> Directions: From the listing below, pick out each line with the word "time".

> Exercise data:
------------------------------------------------
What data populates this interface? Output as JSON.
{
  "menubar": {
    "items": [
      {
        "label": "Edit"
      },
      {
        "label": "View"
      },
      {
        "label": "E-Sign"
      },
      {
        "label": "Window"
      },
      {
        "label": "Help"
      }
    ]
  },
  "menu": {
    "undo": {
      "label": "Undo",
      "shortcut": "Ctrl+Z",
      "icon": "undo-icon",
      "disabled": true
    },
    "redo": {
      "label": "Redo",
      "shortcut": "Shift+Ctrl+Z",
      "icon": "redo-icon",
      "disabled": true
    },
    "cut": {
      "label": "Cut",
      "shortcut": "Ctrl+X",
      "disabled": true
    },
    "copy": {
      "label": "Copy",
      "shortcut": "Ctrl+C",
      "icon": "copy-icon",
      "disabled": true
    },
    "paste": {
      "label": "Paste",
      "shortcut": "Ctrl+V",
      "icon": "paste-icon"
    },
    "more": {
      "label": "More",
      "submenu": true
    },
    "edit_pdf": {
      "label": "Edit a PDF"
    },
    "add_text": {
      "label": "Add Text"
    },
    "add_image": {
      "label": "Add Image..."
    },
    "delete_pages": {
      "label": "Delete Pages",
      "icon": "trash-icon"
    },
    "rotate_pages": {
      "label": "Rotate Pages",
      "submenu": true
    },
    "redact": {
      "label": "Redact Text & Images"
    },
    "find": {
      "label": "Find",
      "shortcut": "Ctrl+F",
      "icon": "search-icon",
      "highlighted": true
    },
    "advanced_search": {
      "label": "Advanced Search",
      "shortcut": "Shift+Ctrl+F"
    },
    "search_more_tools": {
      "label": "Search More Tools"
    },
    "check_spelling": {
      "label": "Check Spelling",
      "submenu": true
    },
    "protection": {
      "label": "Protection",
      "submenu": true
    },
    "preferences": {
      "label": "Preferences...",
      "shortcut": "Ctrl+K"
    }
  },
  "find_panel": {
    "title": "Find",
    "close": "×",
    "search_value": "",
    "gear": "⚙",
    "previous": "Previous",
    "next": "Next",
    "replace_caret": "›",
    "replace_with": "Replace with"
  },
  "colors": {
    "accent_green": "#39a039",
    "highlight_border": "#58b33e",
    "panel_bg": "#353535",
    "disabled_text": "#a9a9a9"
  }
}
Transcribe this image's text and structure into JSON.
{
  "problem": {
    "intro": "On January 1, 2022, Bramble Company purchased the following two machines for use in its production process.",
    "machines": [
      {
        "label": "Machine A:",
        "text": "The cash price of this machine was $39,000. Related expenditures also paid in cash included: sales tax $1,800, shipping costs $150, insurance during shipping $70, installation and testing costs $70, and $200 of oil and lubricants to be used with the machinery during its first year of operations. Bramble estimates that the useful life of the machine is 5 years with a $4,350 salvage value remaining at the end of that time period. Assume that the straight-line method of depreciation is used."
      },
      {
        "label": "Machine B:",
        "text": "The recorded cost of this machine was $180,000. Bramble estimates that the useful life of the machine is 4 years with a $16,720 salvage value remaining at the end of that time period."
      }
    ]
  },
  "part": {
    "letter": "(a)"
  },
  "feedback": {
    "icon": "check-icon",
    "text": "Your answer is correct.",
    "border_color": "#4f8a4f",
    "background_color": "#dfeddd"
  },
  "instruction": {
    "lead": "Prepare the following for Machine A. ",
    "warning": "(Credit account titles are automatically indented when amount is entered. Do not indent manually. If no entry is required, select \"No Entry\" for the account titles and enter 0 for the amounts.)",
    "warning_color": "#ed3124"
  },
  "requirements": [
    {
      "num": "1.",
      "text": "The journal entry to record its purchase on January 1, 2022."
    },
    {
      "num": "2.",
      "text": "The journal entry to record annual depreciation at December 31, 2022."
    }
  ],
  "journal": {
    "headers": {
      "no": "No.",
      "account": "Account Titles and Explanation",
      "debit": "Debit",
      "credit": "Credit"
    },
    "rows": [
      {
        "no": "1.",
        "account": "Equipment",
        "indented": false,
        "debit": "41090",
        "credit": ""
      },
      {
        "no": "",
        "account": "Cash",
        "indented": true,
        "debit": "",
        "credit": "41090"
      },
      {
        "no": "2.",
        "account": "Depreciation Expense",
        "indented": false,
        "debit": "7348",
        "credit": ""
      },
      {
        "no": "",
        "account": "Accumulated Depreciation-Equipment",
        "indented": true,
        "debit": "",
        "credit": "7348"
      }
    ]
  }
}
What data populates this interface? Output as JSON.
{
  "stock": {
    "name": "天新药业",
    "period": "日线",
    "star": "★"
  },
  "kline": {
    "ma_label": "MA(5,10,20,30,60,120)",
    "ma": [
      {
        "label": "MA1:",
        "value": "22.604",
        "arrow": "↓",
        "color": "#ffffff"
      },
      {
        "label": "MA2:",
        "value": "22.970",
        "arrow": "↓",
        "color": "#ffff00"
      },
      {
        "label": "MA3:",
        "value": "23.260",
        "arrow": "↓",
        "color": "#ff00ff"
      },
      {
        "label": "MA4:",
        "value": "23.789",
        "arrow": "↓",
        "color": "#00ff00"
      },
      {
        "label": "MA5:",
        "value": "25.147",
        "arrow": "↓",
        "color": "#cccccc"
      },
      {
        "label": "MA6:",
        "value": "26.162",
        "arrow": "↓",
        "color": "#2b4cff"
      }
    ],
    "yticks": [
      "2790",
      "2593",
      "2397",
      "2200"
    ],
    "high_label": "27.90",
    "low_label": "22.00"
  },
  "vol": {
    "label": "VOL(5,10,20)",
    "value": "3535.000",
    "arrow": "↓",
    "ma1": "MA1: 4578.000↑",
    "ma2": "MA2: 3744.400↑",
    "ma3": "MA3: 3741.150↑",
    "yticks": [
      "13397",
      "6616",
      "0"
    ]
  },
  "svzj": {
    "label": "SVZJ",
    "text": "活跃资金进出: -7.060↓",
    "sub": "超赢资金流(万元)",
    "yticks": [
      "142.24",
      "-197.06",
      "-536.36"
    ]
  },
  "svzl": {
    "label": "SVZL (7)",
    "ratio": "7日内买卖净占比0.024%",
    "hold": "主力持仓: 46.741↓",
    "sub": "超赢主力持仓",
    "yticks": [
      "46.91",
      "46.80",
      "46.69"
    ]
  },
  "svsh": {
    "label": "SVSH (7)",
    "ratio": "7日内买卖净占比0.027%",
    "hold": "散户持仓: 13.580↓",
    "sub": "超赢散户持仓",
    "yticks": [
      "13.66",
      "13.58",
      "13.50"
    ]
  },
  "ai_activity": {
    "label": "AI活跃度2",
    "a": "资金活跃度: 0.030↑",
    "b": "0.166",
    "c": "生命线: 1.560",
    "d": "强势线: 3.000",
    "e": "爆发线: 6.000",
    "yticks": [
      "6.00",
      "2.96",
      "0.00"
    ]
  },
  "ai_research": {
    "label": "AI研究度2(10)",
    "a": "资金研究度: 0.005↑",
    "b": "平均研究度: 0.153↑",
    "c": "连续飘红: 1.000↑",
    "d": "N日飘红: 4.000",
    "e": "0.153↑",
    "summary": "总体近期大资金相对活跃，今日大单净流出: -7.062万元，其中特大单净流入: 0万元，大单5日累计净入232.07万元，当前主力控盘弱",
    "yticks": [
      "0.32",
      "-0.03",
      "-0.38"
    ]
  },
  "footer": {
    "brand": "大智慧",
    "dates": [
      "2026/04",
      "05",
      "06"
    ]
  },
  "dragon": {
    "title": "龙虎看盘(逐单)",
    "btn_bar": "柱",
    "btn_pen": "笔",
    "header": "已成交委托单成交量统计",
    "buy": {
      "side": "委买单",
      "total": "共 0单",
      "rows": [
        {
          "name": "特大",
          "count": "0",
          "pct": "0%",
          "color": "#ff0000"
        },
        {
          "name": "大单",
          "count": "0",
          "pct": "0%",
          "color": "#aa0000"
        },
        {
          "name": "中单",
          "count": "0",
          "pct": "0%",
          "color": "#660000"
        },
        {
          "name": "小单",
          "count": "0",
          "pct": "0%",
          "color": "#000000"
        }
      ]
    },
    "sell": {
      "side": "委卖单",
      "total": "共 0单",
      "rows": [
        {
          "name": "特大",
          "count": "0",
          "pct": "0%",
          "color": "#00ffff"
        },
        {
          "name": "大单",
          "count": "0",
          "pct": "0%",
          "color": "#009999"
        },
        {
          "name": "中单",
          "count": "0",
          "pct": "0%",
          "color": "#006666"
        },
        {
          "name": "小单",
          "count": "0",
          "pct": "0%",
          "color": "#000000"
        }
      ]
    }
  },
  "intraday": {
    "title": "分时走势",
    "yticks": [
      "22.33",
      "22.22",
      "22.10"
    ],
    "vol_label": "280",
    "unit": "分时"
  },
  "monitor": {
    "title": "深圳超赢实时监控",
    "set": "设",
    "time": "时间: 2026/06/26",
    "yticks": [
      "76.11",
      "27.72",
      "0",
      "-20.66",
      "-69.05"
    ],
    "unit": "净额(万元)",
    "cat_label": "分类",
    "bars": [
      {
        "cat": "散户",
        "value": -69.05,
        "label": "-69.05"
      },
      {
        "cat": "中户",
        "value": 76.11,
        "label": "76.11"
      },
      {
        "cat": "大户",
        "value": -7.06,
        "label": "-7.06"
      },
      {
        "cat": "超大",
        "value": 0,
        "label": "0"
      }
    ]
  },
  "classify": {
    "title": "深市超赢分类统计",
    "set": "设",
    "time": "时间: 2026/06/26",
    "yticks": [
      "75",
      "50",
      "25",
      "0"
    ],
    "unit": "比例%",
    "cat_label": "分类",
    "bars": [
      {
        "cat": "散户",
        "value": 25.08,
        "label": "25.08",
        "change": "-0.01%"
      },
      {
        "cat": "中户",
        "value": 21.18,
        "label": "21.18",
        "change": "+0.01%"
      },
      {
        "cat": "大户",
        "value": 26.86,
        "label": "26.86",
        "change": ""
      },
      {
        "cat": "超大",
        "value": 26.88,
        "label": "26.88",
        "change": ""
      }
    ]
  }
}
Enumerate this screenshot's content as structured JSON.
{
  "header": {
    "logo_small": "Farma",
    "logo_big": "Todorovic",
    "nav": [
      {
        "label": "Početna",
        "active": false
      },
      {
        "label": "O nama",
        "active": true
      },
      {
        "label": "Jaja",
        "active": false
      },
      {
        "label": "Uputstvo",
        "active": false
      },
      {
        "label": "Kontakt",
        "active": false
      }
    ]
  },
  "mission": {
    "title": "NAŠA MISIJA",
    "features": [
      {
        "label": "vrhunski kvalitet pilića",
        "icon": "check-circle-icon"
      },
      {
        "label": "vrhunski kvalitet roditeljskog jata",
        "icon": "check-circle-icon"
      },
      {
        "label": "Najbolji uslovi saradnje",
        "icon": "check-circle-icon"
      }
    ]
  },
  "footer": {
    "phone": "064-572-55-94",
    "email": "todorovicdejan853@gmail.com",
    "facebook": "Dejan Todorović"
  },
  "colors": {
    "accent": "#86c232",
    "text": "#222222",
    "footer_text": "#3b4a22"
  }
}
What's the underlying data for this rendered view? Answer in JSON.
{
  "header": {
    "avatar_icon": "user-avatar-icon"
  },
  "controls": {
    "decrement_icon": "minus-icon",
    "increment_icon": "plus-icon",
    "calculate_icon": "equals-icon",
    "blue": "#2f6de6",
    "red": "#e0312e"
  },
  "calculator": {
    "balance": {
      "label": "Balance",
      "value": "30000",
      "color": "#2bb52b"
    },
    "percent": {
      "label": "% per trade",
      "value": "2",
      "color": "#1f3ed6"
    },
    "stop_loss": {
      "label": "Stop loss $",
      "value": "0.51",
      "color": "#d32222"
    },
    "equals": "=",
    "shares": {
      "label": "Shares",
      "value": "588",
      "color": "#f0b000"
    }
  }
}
------------------------------------------------
> Correct response:
        "text": "The cash price of this machine was $39,000. Related expenditures also paid in cash included: sales tax $1,800, shipping costs $150, insurance during shipping $70, installation and testing costs $70, and $200 of oil and lubricants to be used with the machinery during its first year of operations. Bramble estimates that the useful life of the machine is 5 years with a $4,350 salvage value remaining at the end of that time period. Assume that the straight-line method of depreciation is used."
        "text": "The recorded cost of this machine was $180,000. Bramble estimates that the useful life of the machine is 4 years with a $16,720 salvage value remaining at the end of that time period."
    "time": "时间: 2026/06/26",
    "time": "时间: 2026/06/26",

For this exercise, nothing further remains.